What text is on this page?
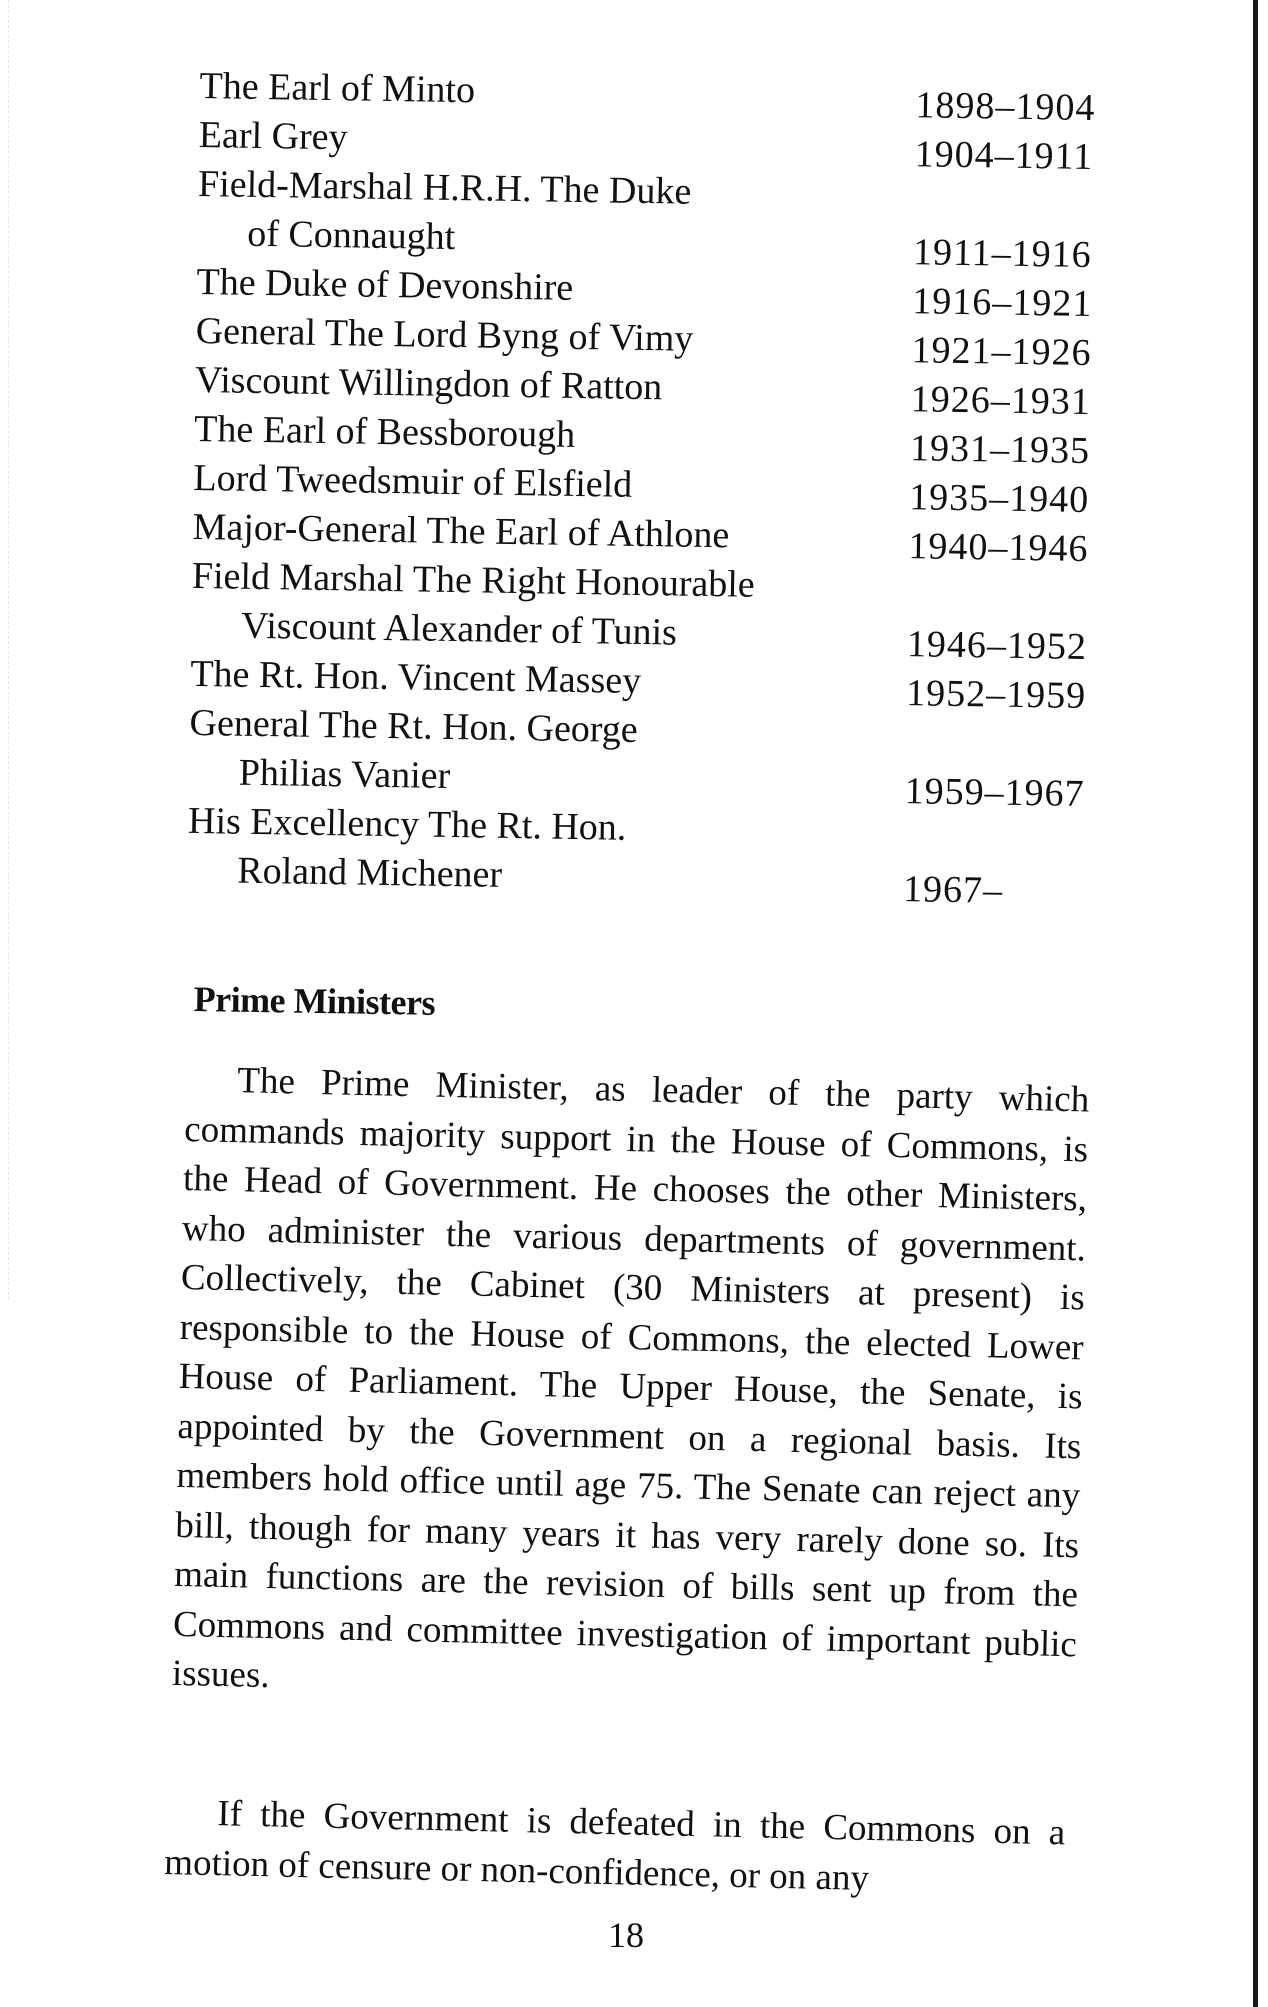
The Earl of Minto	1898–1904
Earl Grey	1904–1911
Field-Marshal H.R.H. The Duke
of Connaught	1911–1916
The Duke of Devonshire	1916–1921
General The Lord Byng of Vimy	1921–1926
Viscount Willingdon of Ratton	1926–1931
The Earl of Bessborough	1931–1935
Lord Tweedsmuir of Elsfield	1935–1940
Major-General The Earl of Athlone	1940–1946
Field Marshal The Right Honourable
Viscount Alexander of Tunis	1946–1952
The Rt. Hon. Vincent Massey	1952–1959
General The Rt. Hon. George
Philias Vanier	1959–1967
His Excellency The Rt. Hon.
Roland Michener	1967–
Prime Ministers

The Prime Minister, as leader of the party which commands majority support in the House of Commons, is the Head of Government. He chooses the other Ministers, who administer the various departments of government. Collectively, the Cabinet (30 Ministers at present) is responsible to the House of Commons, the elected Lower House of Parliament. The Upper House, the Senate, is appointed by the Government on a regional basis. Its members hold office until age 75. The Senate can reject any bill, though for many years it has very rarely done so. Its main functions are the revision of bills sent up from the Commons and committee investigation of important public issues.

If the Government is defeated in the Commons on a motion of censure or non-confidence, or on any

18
§ §
Every record above should be written out again exactly; the pictures stay out of the copy.

What text is on this page?
The Earl of Minto	1898–1904
Earl Grey	1904–1911
Field-Marshal H.R.H. The Duke
of Connaught	1911–1916
The Duke of Devonshire	1916–1921
General The Lord Byng of Vimy	1921–1926
Viscount Willingdon of Ratton	1926–1931
The Earl of Bessborough	1931–1935
Lord Tweedsmuir of Elsfield	1935–1940
Major-General The Earl of Athlone	1940–1946
Field Marshal The Right Honourable
Viscount Alexander of Tunis	1946–1952
The Rt. Hon. Vincent Massey	1952–1959
General The Rt. Hon. George
Philias Vanier	1959–1967
His Excellency The Rt. Hon.
Roland Michener	1967–
Prime Ministers

The Prime Minister, as leader of the party which commands majority support in the House of Commons, is the Head of Government. He chooses the other Ministers, who administer the various departments of government. Collectively, the Cabinet (30 Ministers at present) is responsible to the House of Commons, the elected Lower House of Parliament. The Upper House, the Senate, is appointed by the Government on a regional basis. Its members hold office until age 75. The Senate can reject any bill, though for many years it has very rarely done so. Its main functions are the revision of bills sent up from the Commons and committee investigation of important public issues.

If the Government is defeated in the Commons on a motion of censure or non-confidence, or on any

18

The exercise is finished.